= Exercise objective =
Every line of the data that contains the string "المنقطعة" must be copied.

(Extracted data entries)
————

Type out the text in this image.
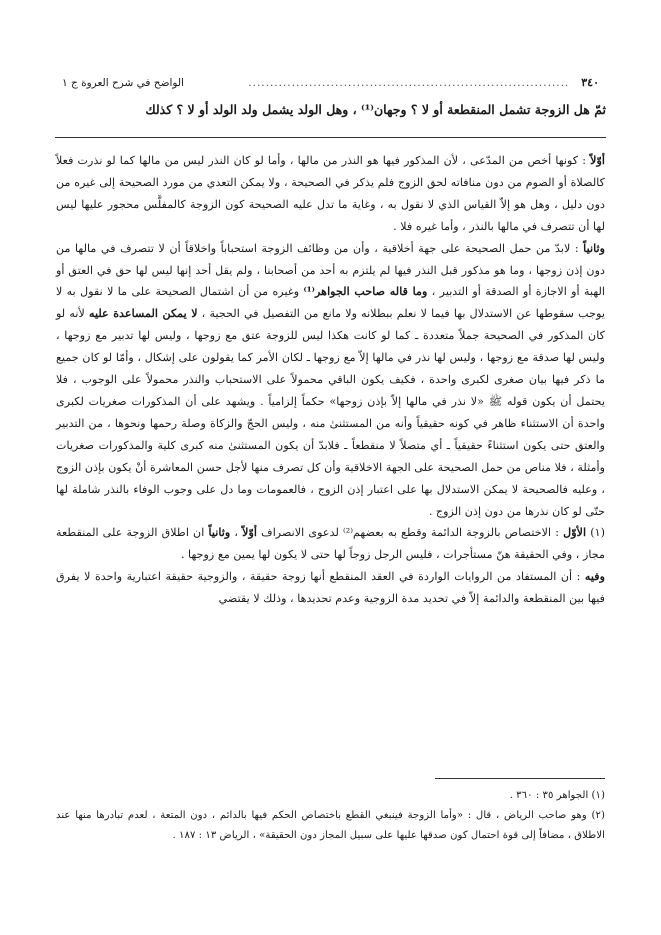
٣٤٠
..........................................................................
الواضح في شرح العروة ج ١
ثمّ هل الزوجة تشمل المنقطعة أو لا ؟ وجهان⁽¹⁾ ، وهل الولد يشمل ولد الولد أو لا ؟ كذلك

أوّلاً : كونها أخص من المدّعى ، لأن المذكور فيها هو النذر من مالها ، وأما لو كان النذر ليس من مالها كما لو نذرت فعلاً كالصلاة أو الصوم من دون منافاته لحق الزوج فلم يذكر في الصحيحة ، ولا يمكن التعدي من مورد الصحيحة إلى غيره من دون دليل ، وهل هو إلاّ القياس الذي لا نقول به ، وغاية ما تدل عليه الصحيحة كون الزوجة كالمفلَّس محجور عليها ليس لها أن تتصرف في مالها بالنذر ، وأما غيره فلا .

وثانياً : لابدّ من حمل الصحيحة على جهة أخلاقية ، وأن من وظائف الزوجة استحباباً واخلاقاً أن لا تتصرف في مالها من دون إذن زوجها ، وما هو مذكور قبل النذر فيها لم يلتزم به أحد من أصحابنا ، ولم يقل أحد إنها ليس لها حق في العتق أو الهبة أو الاجازة أو الصدقة أو التدبير ، وما قاله صاحب الجواهر⁽¹⁾ وغيره من أن اشتمال الصحيحة على ما لا نقول به لا يوجب سقوطها عن الاستدلال بها فيما لا نعلم ببطلانه ولا مانع من التفصيل في الحجية ، لا يمكن المساعدة عليه لأنه لو كان المذكور في الصحيحة جملاً متعددة ـ كما لو كانت هكذا ليس للزوجة عتق مع زوجها ، وليس لها تدبير مع زوجها ، وليس لها صدقة مع زوجها ، وليس لها نذر في مالها إلاّ مع زوجها ـ لكان الأمر كما يقولون على إشكال ، وأمّا لو كان جميع ما ذكر فيها بيان صغرى لكبرى واحدة ، فكيف يكون الباقي محمولاً على الاستحباب والنذر محمولاً على الوجوب ، فلا يحتمل أن يكون قوله ﷺ «لا نذر في مالها إلاّ بإذن زوجها» حكماً إلزامياً . ويشهد على أن المذكورات صغريات لكبرى واحدة أن الاستثناء ظاهر في كونه حقيقياً وأنه من المستثنىٰ منه ، وليس الحجّ والزكاة وصلة رحمها ونحوها ، من التدبير والعتق حتى يكون استثناءً حقيقياً ـ أي متصلاً لا منقطعاً ـ فلابدّ أن يكون المستثنىٰ منه كبرى كلية والمذكورات صغريات وأمثلة ، فلا مناص من حمل الصحيحة على الجهة الاخلاقية وأن كل تصرف منها لأجل حسن المعاشرة أنْ يكون بإذن الزوج ، وعليه فالصحيحة لا يمكن الاستدلال بها على اعتبار إذن الزوج ، فالعمومات وما دل على وجوب الوفاء بالنذر شاملة لها حتّى لو كان نذرها من دون إذن الزوج .

(١) الأوّل : الاختصاص بالزوجة الدائمة وقطع به بعضهم⁽²⁾ لدعوى الانصراف أوّلاً ، وثانياً ان اطلاق الزوجة على المنقطعة مجاز ، وفي الحقيقة هنّ مستأجرات ، فليس الرجل زوجاً لها حتى لا يكون لها يمين مع زوجها .

وفيه : أن المستفاد من الروايات الواردة في العقد المنقطع أنها زوجة حقيقة ، والزوجية حقيقة اعتبارية واحدة لا يفرق فيها بين المنقطعة والدائمة إلاّ في تحديد مدة الزوجية وعدم تحديدها ، وذلك لا يقتضي

(١) الجواهر ٣٥ : ٣٦٠ .

(٢) وهو صاحب الرياض ، قال : «وأما الزوجة فينبغي القطع باختصاص الحكم فيها بالدائم ، دون المتعة ، لعدم تبادرها منها عند الاطلاق ، مضافاً إلى قوة احتمال كون صدقها عليها على سبيل المجاز دون الحقيقة» ، الرياض ١٣ : ١٨٧ .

————

= Exercise answer =
ثمّ هل الزوجة تشمل المنقطعة أو لا ؟ وجهان⁽¹⁾ ، وهل الولد يشمل ولد الولد أو لا ؟ كذلك
(١) الأوّل : الاختصاص بالزوجة الدائمة وقطع به بعضهم⁽²⁾ لدعوى الانصراف أوّلاً ، وثانياً ان اطلاق الزوجة على المنقطعة مجاز ، وفي الحقيقة هنّ مستأجرات ، فليس الرجل زوجاً لها حتى لا يكون لها يمين مع زوجها .
وفيه : أن المستفاد من الروايات الواردة في العقد المنقطع أنها زوجة حقيقة ، والزوجية حقيقة اعتبارية واحدة لا يفرق فيها بين المنقطعة والدائمة إلاّ في تحديد مدة الزوجية وعدم تحديدها ، وذلك لا يقتضي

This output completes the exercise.